### PROBLEM REQUIREMENTS
For this exercise, copy out each line of the material below that includes "Output".

▼

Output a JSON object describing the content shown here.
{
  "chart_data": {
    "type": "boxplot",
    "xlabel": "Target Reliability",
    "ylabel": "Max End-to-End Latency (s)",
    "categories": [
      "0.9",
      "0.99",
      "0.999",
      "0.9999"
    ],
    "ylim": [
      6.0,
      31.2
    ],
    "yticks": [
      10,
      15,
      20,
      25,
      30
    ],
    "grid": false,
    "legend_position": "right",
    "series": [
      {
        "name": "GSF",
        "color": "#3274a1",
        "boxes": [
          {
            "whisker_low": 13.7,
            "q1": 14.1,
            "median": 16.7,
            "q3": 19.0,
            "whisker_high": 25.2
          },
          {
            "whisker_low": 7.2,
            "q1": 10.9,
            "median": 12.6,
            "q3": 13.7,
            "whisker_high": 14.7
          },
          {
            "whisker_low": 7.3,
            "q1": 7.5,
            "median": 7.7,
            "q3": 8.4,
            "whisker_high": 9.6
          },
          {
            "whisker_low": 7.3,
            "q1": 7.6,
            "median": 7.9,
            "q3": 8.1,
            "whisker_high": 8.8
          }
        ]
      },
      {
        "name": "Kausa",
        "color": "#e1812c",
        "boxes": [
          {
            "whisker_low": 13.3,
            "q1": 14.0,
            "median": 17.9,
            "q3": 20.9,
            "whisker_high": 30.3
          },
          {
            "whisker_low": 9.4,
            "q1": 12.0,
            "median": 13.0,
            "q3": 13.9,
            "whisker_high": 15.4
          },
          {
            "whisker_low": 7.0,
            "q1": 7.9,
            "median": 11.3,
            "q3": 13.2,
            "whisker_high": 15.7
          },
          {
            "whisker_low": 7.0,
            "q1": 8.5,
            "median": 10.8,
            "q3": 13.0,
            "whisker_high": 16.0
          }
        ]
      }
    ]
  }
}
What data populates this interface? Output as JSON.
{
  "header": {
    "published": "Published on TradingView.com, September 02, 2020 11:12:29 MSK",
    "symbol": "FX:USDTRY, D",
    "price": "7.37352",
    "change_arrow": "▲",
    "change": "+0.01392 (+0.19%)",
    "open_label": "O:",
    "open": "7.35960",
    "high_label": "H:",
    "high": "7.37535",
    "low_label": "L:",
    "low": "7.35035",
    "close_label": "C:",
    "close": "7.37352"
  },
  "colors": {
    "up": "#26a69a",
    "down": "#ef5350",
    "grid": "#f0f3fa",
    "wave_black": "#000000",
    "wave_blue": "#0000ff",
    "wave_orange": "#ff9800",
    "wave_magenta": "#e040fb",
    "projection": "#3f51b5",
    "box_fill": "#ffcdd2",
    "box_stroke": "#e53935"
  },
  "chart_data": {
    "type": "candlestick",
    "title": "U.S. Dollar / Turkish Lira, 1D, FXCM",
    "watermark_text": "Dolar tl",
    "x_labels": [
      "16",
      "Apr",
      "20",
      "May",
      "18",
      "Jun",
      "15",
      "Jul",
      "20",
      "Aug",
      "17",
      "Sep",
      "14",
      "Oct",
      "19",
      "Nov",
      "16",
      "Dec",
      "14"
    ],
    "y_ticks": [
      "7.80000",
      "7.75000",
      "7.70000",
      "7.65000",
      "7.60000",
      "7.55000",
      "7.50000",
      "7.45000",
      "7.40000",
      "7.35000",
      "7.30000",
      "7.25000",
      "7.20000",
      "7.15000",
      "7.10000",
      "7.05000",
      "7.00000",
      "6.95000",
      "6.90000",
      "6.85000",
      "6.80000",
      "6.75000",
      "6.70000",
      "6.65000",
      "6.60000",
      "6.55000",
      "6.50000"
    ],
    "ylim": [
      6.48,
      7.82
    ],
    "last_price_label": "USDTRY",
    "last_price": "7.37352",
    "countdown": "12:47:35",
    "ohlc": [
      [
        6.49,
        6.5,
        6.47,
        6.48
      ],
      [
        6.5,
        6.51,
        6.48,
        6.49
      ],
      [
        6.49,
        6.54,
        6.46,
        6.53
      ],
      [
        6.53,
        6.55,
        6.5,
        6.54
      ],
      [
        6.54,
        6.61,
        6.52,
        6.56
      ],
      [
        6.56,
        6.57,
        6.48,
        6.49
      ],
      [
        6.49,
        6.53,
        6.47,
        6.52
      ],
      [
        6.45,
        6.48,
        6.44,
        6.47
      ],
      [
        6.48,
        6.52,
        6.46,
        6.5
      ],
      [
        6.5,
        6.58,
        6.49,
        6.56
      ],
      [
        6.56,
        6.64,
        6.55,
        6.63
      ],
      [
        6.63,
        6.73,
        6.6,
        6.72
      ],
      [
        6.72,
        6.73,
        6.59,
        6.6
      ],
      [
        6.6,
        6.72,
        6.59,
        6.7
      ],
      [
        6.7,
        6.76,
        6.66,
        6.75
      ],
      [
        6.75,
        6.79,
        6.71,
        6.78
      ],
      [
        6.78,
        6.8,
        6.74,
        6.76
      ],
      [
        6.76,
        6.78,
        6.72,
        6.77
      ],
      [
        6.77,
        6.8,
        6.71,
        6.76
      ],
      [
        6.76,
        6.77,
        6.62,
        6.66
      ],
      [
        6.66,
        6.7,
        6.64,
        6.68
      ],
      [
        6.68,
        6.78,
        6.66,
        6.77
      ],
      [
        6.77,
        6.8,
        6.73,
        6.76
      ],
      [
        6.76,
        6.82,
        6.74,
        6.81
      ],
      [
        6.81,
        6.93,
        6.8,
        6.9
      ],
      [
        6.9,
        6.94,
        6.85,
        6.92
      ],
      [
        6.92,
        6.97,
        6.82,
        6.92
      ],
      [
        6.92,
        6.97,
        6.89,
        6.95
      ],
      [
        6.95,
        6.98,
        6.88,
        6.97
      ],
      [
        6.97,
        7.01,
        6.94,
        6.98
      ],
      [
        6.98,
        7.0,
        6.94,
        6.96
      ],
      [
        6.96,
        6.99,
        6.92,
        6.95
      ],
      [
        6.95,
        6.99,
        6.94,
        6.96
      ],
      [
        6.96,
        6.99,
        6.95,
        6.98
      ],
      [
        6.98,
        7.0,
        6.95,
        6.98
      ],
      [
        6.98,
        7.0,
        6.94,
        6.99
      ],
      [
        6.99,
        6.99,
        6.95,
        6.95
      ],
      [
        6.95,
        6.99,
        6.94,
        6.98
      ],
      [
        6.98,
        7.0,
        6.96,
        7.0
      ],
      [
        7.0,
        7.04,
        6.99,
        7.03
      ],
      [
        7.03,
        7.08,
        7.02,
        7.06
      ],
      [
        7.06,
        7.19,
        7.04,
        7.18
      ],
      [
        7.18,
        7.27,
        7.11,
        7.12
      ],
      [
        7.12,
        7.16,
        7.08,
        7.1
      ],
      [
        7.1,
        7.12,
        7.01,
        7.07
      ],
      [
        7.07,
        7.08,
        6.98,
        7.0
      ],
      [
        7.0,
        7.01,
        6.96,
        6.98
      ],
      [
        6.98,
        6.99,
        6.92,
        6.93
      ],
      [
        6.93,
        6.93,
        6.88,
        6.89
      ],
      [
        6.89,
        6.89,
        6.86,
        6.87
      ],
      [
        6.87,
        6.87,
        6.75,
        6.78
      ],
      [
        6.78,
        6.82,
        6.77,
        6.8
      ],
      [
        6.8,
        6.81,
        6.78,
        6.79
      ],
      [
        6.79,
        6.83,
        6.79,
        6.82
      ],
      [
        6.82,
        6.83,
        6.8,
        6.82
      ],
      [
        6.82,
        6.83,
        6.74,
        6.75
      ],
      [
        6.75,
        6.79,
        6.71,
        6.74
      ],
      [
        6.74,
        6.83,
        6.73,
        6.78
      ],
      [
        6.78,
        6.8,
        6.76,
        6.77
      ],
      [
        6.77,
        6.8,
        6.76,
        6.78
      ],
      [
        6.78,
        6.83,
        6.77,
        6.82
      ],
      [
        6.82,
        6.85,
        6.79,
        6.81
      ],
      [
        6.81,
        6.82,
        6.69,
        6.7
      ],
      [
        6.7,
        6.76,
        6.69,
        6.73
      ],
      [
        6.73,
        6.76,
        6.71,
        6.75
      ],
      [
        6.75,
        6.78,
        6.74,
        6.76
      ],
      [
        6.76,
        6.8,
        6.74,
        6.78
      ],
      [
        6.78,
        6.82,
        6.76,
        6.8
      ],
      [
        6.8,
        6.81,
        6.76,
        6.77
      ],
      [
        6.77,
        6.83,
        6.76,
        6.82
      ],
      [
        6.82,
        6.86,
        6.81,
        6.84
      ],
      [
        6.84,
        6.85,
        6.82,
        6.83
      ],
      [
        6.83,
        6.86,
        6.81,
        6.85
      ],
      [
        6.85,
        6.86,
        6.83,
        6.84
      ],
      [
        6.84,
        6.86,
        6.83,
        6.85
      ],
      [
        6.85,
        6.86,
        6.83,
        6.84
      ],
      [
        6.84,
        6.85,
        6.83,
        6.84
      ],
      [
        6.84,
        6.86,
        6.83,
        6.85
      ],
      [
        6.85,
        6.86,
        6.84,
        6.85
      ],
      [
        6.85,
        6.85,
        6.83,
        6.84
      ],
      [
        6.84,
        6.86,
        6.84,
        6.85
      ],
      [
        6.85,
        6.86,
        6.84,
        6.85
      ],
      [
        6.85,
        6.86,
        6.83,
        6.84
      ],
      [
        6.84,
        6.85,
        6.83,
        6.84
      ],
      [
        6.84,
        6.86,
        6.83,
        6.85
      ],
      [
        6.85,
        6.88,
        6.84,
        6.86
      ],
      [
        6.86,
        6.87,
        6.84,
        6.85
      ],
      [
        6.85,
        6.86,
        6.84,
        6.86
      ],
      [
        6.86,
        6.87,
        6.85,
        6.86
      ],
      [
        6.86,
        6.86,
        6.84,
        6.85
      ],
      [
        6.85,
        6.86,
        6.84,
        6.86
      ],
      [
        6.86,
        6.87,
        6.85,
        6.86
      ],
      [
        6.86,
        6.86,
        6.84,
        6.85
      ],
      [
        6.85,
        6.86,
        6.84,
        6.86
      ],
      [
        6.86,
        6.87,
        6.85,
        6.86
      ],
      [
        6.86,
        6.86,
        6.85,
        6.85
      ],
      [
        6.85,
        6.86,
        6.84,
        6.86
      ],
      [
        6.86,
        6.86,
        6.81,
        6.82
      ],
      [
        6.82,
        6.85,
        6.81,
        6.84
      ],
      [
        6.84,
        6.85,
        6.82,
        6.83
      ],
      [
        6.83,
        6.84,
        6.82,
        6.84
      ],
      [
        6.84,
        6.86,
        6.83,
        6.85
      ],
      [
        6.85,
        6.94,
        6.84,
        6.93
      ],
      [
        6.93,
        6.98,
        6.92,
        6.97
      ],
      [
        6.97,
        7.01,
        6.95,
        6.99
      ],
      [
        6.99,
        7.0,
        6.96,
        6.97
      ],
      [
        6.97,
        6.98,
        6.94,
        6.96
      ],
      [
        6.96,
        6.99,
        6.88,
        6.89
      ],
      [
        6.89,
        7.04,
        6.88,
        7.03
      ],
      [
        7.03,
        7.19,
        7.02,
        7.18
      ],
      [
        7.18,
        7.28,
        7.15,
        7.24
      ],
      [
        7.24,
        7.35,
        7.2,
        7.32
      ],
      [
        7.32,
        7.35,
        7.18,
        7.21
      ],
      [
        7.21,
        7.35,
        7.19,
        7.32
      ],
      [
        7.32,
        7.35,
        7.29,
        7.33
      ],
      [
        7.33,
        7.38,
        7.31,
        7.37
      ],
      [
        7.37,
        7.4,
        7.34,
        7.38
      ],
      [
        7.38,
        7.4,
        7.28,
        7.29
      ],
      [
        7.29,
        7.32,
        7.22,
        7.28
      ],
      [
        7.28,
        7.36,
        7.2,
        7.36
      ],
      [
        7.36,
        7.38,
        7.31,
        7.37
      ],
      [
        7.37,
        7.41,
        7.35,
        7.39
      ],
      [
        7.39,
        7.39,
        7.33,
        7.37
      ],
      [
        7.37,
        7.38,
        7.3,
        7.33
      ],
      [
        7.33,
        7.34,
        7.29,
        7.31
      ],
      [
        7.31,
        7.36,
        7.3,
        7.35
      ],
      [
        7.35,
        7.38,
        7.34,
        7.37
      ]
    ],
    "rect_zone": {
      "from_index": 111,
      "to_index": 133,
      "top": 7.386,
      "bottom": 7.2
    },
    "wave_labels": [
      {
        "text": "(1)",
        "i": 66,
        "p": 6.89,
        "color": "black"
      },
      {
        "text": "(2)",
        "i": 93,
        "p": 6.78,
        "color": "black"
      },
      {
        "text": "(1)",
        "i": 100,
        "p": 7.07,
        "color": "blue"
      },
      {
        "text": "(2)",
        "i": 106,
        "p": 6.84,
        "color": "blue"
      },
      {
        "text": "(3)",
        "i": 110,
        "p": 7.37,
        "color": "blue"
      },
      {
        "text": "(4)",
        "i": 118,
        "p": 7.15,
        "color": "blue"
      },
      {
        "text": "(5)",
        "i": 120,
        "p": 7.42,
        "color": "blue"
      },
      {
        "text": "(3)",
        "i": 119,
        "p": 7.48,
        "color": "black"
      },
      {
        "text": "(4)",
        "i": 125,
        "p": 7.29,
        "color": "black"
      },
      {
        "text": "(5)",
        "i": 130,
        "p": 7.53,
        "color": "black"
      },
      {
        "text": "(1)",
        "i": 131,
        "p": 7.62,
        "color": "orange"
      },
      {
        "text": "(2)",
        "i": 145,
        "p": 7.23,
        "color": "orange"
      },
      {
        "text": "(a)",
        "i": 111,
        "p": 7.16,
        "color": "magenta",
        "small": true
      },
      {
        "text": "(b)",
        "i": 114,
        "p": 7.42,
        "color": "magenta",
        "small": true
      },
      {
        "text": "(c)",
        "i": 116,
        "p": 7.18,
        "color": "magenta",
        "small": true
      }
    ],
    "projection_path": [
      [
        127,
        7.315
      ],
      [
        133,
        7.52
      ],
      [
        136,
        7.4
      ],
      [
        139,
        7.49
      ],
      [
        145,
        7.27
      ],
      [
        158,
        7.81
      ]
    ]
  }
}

▲

### EXERCISE SOLUTION
Output a JSON object describing the content shown here.
What data populates this interface? Output as JSON.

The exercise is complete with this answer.